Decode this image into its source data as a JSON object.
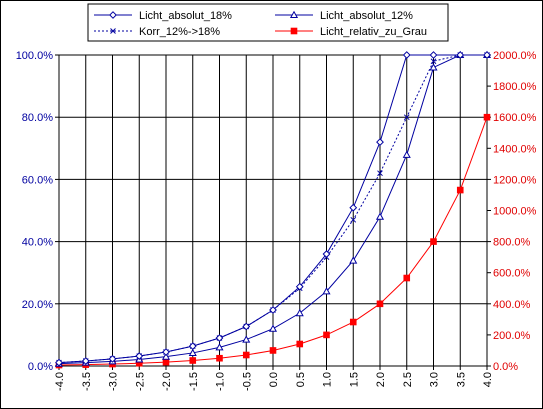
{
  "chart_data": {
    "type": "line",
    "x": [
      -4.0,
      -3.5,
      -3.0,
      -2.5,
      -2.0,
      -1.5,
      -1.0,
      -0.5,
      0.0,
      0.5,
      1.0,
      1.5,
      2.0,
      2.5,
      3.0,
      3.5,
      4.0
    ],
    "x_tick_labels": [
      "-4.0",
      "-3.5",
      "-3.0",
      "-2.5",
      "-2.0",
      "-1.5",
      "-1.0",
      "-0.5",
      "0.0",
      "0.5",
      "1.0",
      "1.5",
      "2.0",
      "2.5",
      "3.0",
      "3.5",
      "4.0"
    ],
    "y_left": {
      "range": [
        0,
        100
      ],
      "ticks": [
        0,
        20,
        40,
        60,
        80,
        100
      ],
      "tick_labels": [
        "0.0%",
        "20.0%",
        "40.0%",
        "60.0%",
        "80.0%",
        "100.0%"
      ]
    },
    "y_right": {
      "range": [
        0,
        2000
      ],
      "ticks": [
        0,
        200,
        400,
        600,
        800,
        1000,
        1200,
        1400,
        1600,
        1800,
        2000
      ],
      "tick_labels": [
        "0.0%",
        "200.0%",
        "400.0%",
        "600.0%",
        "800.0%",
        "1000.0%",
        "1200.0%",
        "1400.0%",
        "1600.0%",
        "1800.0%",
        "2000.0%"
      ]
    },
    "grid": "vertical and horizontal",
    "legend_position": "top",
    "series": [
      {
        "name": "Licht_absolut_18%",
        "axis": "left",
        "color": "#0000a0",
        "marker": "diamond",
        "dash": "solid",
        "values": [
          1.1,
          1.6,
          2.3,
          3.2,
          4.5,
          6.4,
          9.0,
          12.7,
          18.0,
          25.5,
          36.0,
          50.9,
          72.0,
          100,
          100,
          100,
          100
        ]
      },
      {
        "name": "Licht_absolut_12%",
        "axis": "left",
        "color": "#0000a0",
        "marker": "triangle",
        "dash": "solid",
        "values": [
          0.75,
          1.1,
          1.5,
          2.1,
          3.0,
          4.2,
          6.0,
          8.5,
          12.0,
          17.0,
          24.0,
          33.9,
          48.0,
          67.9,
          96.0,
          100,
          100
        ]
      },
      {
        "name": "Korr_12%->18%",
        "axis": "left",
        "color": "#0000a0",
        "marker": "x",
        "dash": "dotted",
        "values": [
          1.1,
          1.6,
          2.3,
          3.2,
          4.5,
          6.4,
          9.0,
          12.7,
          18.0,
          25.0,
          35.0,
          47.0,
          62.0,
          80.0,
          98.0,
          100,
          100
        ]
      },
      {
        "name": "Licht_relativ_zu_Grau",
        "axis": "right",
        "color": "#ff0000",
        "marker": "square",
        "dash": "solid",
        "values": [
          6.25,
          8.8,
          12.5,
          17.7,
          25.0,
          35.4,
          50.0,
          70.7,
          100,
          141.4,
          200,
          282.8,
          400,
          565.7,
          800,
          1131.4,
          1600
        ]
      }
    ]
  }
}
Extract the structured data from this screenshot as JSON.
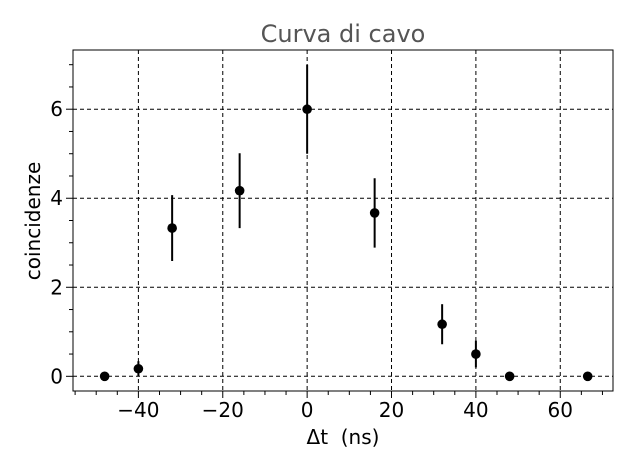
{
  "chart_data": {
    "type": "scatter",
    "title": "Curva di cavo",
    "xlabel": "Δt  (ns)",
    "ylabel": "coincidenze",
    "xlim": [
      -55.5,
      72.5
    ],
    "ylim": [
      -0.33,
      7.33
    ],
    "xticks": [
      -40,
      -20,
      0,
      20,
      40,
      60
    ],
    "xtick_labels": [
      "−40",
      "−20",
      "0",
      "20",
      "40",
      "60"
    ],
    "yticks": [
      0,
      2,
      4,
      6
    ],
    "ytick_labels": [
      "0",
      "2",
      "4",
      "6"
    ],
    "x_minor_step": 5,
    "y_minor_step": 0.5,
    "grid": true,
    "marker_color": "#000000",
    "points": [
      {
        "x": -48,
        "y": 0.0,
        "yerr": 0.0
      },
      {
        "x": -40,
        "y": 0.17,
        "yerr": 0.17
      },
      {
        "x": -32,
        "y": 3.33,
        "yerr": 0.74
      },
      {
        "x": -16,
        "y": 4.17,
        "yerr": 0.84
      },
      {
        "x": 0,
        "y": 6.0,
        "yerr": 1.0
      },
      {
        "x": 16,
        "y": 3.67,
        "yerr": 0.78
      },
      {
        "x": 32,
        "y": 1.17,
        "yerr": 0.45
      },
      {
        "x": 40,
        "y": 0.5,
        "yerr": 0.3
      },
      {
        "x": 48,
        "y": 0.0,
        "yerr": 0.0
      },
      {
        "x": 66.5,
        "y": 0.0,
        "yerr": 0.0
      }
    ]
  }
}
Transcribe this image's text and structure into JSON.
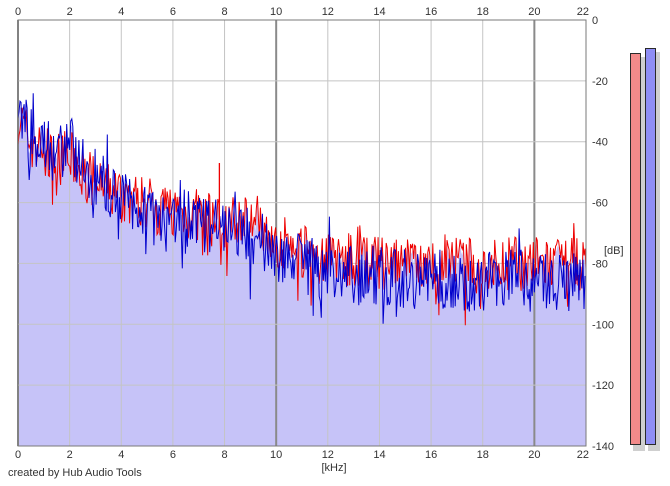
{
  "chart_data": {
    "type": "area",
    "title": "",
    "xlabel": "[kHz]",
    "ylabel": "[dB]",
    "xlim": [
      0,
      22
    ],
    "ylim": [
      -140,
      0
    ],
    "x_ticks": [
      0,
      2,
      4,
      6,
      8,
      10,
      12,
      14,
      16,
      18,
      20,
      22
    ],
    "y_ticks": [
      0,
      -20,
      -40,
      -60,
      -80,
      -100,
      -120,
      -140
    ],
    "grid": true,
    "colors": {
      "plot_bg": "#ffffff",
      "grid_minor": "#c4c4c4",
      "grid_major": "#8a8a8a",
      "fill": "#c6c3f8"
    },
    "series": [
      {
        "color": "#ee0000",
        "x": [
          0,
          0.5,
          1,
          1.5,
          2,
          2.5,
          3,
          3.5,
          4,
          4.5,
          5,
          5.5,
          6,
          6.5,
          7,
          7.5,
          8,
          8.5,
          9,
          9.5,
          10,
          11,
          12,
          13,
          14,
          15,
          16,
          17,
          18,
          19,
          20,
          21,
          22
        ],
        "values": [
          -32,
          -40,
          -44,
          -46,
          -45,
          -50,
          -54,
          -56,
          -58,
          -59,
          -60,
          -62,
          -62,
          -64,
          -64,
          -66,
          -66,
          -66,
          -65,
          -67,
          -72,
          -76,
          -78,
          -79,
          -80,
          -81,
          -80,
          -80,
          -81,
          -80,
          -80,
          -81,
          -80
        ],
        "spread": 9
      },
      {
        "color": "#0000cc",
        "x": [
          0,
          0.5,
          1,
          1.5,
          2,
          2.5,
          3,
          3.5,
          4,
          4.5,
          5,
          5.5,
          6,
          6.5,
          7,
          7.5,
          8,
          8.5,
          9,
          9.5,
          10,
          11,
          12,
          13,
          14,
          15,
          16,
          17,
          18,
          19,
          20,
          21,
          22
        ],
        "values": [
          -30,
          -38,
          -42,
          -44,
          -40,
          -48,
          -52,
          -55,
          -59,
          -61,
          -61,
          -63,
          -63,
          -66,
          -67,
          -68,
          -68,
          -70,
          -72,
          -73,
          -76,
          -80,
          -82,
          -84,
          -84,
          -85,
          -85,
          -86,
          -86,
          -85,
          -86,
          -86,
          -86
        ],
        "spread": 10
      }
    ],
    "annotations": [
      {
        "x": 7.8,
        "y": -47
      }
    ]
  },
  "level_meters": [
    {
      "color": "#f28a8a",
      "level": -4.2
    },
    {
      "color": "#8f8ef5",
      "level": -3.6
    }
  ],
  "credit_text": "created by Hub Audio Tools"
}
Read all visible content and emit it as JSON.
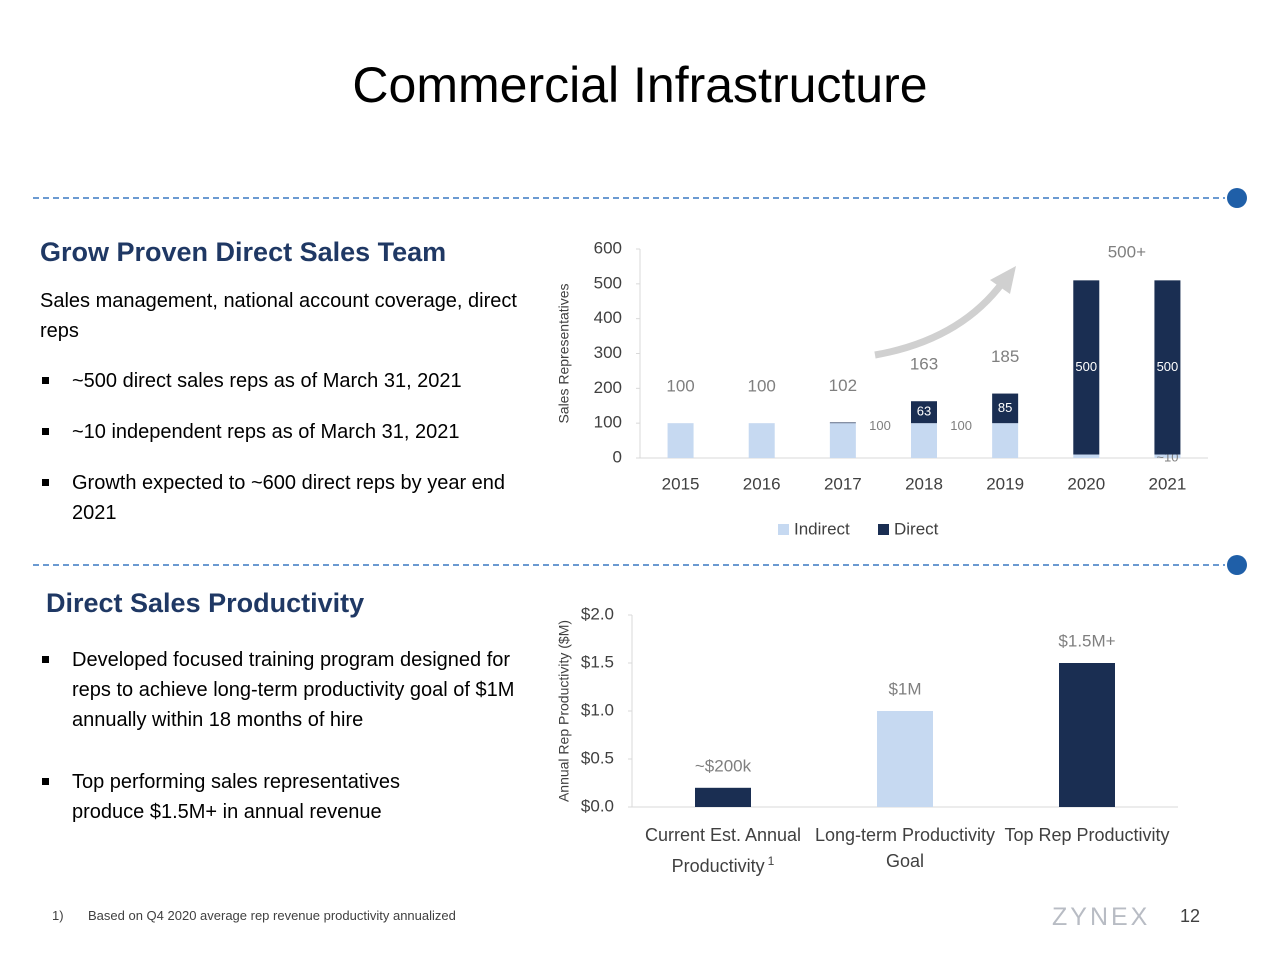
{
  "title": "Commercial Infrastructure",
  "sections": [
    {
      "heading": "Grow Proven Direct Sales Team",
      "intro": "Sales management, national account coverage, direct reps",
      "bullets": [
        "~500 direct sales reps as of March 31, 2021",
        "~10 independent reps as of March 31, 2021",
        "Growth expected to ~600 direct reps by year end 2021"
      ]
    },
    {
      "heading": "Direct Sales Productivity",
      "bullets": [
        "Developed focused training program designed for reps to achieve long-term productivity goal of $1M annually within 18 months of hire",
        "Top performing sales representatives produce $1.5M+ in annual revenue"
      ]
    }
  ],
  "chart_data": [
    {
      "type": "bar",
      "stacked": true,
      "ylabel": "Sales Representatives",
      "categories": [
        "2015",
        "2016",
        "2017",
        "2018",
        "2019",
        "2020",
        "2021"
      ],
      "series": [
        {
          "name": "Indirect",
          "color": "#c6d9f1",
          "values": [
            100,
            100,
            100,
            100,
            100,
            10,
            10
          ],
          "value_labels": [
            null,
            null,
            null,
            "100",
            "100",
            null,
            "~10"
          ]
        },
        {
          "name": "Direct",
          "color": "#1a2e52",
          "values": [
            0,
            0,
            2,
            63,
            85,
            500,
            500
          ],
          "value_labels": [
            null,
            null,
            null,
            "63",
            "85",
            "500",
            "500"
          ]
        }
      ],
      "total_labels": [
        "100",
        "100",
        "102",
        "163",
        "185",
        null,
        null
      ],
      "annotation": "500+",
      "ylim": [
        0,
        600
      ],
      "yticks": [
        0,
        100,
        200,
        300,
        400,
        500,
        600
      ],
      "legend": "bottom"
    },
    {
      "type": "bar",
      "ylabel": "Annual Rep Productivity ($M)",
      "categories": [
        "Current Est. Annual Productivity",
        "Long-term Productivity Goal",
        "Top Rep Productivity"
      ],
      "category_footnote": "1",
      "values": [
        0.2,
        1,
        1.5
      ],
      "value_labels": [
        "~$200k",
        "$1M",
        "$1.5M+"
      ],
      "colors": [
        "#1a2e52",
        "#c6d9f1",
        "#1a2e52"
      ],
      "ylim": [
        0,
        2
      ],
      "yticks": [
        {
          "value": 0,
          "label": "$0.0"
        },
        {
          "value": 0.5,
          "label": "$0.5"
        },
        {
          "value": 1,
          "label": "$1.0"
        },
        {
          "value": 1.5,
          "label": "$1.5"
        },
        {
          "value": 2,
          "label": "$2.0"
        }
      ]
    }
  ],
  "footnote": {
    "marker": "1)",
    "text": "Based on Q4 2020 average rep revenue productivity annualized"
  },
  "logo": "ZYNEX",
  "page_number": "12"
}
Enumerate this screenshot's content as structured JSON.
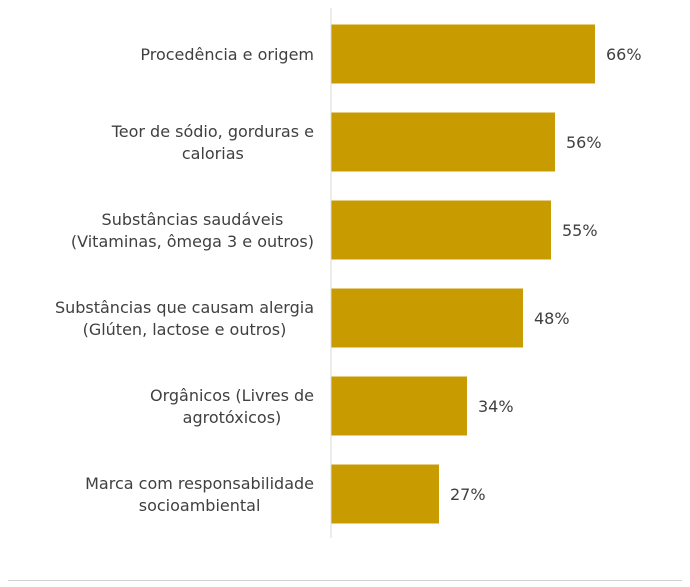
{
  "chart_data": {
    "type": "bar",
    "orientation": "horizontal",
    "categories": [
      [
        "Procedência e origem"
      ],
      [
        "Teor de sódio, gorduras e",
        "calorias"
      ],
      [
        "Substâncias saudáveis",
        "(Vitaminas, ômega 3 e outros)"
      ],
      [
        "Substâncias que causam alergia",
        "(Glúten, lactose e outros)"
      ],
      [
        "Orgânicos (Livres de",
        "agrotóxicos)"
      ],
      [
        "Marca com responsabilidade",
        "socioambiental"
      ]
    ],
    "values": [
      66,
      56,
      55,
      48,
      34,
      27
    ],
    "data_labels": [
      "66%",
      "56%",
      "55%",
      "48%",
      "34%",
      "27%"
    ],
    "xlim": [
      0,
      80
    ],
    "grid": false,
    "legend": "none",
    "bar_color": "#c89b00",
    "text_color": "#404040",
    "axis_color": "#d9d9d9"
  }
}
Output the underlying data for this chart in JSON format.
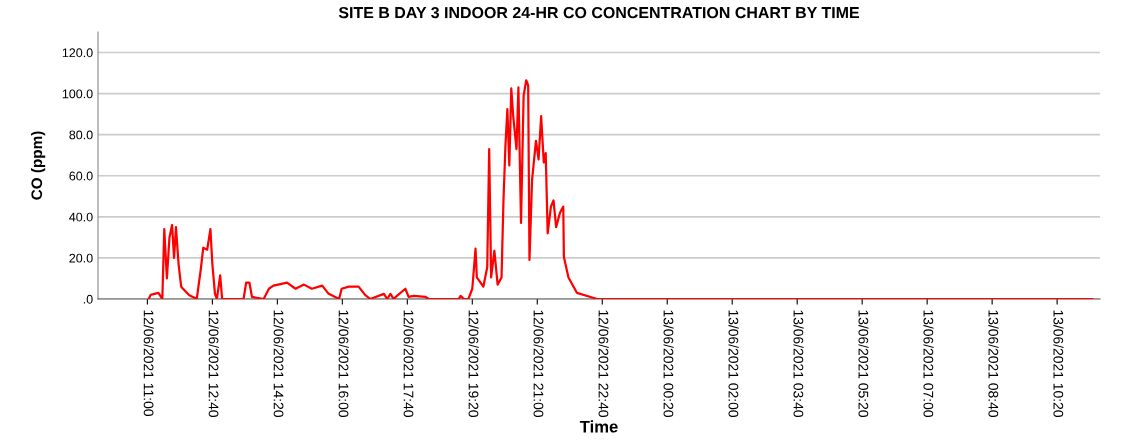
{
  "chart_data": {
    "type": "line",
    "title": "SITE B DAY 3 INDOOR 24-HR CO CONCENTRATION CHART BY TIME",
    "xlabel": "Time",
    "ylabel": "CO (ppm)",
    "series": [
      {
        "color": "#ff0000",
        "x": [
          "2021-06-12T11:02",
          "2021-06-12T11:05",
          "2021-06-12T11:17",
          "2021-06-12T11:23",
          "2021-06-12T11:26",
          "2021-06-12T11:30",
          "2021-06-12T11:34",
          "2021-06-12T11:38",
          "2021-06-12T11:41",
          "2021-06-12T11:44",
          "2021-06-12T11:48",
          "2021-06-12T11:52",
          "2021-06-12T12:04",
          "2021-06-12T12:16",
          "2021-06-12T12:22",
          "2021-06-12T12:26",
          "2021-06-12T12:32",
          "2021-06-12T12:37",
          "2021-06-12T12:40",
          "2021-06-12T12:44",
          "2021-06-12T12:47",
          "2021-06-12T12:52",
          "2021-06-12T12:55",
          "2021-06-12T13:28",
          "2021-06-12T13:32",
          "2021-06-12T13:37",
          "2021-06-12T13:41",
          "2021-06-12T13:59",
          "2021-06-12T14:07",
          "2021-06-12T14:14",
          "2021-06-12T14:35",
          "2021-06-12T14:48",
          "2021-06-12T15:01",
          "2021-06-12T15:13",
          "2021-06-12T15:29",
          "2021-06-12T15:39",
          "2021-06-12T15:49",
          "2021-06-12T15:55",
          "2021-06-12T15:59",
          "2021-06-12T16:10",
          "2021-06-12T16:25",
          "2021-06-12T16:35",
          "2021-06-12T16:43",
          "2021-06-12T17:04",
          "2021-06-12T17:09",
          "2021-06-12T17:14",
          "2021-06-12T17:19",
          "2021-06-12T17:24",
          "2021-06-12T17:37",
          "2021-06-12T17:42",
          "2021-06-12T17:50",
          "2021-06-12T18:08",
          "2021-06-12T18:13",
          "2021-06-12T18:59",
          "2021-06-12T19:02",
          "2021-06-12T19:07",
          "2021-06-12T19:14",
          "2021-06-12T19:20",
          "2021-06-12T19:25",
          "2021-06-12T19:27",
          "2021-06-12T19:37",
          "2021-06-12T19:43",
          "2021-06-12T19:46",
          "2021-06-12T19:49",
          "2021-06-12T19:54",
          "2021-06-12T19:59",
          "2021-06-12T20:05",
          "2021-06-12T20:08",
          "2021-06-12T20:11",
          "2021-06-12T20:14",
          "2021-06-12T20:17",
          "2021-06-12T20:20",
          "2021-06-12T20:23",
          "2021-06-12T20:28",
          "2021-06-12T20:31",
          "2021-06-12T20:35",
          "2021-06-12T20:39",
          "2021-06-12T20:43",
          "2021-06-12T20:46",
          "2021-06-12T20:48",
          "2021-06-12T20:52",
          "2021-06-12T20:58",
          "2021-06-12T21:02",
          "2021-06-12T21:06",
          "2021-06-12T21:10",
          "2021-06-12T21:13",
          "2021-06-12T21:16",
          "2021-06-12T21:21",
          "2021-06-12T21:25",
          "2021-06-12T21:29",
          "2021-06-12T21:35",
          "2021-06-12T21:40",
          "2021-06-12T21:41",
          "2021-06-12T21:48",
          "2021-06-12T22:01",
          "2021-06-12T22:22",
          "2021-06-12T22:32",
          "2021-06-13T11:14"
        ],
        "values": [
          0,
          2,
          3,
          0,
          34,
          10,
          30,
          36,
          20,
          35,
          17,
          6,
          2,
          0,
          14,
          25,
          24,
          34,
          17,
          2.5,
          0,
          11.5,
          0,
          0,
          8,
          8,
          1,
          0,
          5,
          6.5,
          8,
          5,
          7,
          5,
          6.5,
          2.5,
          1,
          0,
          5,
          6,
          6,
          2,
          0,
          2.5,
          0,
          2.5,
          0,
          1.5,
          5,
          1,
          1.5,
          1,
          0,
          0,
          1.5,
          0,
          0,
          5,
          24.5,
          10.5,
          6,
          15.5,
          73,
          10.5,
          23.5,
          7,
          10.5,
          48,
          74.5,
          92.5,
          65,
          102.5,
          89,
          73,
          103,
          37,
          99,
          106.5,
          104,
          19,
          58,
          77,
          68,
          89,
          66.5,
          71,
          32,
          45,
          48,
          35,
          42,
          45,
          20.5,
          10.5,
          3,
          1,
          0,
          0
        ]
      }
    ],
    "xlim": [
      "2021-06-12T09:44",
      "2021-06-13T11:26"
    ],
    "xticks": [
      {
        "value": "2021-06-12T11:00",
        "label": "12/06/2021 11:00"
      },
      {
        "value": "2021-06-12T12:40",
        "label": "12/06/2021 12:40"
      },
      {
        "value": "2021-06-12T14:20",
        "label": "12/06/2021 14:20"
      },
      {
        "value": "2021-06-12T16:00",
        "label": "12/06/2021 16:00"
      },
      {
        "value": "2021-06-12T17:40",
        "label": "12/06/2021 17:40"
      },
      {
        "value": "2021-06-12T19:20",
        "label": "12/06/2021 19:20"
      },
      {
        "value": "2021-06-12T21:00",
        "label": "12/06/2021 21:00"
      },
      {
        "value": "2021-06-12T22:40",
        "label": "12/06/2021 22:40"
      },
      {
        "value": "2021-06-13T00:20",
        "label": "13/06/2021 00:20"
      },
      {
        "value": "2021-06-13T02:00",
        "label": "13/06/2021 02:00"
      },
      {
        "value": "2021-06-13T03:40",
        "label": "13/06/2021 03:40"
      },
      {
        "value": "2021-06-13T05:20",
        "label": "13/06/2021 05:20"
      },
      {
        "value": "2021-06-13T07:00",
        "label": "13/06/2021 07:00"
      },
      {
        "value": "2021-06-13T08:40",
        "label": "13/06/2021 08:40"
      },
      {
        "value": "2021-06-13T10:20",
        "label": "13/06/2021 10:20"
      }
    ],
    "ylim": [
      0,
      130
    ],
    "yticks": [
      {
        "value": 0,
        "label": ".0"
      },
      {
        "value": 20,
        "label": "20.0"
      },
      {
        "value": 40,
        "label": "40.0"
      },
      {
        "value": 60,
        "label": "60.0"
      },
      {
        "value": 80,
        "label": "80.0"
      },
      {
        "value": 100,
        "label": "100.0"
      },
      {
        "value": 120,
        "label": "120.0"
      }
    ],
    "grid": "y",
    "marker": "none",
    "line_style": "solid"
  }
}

What the task asks –
Work out how many lines in the records above hold the string "title", then give only that count.

Exercise response –
4